» **EXERCISE BRIEF**
Examine the entries below, count the lines holding the string "title", and respond with the number only.

[Figure collection entries]
____

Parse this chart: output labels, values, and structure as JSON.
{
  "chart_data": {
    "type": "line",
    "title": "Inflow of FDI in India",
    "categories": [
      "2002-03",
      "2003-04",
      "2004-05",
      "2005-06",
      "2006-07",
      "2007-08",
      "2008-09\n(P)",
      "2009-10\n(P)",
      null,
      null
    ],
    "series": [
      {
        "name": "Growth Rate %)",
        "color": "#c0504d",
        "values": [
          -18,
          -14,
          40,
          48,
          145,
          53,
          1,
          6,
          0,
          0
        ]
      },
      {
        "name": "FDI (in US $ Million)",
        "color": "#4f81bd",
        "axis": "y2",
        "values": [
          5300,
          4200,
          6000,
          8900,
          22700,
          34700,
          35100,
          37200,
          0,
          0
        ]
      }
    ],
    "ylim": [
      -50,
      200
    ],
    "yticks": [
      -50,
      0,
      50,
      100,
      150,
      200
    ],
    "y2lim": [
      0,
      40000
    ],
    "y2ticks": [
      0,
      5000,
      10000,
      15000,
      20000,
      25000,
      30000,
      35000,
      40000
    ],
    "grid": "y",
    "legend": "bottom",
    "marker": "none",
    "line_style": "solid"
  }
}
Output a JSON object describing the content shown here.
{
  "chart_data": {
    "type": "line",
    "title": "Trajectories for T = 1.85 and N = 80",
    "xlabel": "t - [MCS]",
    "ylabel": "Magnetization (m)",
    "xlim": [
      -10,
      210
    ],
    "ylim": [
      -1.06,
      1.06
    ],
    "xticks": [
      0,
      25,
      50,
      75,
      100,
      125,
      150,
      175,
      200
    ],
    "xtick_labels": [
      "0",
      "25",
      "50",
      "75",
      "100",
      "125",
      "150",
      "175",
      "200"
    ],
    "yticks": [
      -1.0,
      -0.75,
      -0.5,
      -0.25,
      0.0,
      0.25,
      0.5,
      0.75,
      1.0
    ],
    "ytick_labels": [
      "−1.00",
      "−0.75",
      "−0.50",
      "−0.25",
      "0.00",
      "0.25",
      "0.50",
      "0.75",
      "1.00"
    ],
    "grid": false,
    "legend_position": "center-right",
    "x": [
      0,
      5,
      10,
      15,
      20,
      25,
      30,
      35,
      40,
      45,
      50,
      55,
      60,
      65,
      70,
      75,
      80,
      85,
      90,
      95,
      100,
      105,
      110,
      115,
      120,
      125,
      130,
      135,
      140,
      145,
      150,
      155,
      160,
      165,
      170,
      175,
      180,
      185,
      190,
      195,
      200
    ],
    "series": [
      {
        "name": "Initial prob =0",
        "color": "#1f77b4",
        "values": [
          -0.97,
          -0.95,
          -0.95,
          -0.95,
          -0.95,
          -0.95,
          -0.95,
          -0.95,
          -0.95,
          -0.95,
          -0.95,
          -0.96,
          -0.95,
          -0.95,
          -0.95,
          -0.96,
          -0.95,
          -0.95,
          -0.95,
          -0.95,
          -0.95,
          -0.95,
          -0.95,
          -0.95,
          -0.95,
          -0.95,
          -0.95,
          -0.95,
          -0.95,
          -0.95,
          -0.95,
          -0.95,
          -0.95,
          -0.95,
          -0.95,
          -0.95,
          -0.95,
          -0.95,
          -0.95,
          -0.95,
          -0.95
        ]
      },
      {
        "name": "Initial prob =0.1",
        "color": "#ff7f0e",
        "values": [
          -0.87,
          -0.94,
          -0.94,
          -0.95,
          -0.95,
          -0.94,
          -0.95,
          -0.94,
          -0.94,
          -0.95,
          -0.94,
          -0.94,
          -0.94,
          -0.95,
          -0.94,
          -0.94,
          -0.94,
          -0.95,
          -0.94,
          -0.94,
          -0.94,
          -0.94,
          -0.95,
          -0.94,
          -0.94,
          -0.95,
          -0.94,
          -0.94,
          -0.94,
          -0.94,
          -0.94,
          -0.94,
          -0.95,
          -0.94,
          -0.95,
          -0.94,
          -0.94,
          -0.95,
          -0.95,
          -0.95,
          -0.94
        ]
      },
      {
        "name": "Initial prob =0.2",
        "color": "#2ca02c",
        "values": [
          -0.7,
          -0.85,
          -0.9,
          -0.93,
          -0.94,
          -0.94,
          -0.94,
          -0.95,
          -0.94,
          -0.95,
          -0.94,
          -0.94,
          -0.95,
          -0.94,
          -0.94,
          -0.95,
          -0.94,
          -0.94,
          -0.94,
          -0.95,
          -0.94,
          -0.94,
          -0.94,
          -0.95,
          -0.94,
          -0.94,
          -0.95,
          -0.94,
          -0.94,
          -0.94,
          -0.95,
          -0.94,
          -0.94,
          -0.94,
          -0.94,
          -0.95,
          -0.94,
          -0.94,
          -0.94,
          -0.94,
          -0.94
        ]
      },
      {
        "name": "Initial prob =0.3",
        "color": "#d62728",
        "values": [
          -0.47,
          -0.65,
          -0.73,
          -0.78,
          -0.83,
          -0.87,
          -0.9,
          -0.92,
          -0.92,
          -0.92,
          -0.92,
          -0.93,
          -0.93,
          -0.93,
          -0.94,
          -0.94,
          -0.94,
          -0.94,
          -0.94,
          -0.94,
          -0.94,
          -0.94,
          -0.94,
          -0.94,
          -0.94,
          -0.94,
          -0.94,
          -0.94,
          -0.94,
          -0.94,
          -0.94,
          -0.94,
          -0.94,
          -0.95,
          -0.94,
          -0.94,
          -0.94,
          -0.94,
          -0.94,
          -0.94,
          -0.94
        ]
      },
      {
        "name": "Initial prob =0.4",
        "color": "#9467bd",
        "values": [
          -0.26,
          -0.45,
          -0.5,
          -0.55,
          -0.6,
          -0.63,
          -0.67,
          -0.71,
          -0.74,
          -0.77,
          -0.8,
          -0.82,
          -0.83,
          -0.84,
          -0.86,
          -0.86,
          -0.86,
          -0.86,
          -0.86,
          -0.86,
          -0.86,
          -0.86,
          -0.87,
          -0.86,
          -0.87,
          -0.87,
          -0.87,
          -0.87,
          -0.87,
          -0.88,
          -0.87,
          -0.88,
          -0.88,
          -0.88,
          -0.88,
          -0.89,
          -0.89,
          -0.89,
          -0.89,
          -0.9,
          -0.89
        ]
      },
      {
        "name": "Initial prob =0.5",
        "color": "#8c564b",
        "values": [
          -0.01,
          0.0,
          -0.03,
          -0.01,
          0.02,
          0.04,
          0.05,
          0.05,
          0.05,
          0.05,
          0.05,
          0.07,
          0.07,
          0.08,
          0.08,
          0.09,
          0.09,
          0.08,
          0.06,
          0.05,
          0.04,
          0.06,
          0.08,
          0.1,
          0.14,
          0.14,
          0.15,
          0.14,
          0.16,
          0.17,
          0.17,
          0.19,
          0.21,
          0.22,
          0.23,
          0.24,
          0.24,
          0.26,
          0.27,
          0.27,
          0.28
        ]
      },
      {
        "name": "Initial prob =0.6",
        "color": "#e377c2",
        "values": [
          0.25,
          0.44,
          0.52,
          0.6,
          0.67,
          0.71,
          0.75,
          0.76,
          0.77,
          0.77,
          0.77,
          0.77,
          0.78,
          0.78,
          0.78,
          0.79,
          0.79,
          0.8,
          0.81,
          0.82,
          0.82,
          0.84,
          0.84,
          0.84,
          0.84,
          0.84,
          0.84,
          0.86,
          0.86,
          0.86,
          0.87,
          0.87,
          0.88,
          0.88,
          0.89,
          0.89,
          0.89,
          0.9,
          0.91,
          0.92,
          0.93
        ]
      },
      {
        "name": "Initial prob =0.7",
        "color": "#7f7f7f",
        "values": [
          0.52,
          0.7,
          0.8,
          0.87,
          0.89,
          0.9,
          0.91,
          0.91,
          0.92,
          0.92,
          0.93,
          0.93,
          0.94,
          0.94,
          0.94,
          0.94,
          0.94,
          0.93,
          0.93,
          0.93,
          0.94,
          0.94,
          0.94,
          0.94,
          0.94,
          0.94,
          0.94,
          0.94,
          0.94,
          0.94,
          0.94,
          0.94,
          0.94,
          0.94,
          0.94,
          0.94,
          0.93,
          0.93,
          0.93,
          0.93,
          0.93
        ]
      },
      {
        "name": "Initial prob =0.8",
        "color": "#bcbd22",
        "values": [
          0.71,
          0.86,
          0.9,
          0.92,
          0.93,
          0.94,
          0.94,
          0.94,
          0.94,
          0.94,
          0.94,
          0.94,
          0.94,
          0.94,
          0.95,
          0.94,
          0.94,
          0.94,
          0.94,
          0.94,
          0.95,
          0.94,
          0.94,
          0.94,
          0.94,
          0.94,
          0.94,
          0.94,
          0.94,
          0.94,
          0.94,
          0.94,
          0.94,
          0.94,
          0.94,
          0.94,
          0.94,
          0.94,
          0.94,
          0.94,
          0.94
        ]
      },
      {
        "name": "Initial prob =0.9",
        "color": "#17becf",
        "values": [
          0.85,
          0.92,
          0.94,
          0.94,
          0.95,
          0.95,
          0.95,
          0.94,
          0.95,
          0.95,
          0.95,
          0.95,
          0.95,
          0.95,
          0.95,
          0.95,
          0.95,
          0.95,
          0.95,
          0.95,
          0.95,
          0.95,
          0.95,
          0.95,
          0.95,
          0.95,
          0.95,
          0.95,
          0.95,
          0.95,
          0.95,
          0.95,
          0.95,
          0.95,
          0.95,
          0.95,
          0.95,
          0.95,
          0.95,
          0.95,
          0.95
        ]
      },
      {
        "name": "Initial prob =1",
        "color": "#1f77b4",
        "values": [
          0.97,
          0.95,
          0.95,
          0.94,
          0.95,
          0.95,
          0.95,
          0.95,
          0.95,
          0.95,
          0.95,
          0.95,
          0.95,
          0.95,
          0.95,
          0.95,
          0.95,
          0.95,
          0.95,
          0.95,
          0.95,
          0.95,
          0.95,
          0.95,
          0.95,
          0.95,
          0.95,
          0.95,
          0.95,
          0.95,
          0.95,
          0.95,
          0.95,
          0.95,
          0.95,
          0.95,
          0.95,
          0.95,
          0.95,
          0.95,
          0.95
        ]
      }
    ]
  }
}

____

» **WRITTEN RESPONSE**
2